● Record extracts:
────────

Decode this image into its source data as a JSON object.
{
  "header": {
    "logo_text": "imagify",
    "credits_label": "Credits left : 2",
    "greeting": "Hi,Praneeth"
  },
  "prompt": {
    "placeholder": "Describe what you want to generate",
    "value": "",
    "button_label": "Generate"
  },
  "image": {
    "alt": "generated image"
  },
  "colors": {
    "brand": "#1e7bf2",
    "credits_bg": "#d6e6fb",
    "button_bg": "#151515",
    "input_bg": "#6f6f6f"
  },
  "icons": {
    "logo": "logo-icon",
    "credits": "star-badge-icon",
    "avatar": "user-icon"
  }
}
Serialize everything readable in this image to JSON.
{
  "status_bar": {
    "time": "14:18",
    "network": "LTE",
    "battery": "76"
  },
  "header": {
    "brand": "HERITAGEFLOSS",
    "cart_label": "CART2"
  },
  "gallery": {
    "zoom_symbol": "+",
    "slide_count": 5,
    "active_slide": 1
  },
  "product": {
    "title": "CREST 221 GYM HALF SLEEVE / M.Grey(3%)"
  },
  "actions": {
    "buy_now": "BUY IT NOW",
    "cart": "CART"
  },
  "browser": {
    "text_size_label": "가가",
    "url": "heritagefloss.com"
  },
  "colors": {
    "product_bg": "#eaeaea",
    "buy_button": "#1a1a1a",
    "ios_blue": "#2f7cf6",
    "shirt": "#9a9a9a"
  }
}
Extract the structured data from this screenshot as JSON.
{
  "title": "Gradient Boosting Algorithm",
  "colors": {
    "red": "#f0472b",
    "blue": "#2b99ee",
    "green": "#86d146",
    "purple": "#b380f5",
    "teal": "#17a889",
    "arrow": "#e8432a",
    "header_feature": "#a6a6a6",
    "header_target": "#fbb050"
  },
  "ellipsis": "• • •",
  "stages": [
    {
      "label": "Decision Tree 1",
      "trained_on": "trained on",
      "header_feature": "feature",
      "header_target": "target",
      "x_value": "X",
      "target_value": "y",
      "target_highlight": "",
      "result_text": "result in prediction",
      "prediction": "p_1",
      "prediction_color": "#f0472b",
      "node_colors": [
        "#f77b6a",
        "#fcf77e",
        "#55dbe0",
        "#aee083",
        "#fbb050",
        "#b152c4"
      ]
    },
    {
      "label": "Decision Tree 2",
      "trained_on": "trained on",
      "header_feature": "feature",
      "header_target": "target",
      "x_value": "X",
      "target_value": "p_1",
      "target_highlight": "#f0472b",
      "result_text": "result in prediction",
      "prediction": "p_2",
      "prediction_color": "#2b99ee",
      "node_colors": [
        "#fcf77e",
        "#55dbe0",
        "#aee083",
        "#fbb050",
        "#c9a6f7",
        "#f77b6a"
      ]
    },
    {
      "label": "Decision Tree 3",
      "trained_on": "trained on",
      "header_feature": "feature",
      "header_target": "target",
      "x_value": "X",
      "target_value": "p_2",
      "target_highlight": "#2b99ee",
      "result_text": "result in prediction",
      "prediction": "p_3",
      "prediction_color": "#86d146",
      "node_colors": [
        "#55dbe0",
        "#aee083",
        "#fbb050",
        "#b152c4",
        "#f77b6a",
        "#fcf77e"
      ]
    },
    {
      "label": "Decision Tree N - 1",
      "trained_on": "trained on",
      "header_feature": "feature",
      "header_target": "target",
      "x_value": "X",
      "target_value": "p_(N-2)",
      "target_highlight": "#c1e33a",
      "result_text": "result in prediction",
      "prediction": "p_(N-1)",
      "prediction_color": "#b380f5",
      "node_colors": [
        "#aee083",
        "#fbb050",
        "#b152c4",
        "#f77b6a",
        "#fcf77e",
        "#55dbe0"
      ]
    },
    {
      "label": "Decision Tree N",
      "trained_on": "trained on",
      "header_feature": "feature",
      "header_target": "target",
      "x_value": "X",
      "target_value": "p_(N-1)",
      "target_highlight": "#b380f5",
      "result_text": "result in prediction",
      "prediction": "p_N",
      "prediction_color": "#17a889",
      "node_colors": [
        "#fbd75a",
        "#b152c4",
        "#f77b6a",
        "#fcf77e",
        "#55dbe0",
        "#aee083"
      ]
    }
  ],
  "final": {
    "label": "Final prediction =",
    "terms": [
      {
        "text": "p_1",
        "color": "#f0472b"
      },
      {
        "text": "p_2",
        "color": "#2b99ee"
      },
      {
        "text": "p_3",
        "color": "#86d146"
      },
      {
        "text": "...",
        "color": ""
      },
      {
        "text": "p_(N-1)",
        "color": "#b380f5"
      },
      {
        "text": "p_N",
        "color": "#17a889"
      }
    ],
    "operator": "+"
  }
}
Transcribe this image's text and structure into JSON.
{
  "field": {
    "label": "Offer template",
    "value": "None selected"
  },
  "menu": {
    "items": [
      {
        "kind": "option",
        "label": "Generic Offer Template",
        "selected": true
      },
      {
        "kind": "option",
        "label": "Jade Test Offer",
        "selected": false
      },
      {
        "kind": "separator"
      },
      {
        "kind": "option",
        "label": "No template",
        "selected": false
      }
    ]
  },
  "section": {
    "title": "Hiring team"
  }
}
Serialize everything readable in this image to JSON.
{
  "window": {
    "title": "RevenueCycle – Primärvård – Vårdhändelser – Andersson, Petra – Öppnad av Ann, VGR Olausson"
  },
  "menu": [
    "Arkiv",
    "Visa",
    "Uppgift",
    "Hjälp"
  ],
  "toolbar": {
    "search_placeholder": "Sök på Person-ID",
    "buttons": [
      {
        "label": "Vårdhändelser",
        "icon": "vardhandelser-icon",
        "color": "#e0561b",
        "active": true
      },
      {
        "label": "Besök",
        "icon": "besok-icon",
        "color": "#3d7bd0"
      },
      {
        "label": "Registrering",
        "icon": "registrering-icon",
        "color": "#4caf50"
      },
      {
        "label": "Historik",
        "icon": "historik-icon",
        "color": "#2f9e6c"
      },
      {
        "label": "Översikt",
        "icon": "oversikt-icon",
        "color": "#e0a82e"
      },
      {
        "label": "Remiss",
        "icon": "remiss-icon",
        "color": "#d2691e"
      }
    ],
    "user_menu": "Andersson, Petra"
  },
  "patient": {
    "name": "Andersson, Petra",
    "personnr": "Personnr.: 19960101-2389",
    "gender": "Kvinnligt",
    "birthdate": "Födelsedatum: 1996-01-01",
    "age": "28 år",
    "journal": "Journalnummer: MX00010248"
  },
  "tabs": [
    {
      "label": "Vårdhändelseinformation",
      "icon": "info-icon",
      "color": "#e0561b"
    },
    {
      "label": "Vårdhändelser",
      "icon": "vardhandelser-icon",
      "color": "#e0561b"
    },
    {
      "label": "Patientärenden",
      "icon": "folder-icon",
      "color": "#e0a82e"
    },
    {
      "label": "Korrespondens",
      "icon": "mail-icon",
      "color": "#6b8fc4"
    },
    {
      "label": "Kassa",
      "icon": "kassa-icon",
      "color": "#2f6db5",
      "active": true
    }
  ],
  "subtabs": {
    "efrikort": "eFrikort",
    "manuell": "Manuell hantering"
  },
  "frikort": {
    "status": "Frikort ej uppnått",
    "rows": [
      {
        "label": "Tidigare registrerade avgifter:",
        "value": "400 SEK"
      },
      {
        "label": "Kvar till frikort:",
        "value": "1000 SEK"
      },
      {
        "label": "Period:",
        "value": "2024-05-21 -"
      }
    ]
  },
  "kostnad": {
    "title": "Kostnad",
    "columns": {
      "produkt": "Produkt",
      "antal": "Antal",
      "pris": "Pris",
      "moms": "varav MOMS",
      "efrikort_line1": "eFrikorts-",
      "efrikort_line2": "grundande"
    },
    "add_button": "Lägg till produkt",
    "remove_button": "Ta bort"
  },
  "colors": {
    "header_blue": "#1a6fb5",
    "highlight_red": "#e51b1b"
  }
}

────────

● Set task:
Give the count of lines in the records that contain "data", and no other text.

● Solution to this problem:
2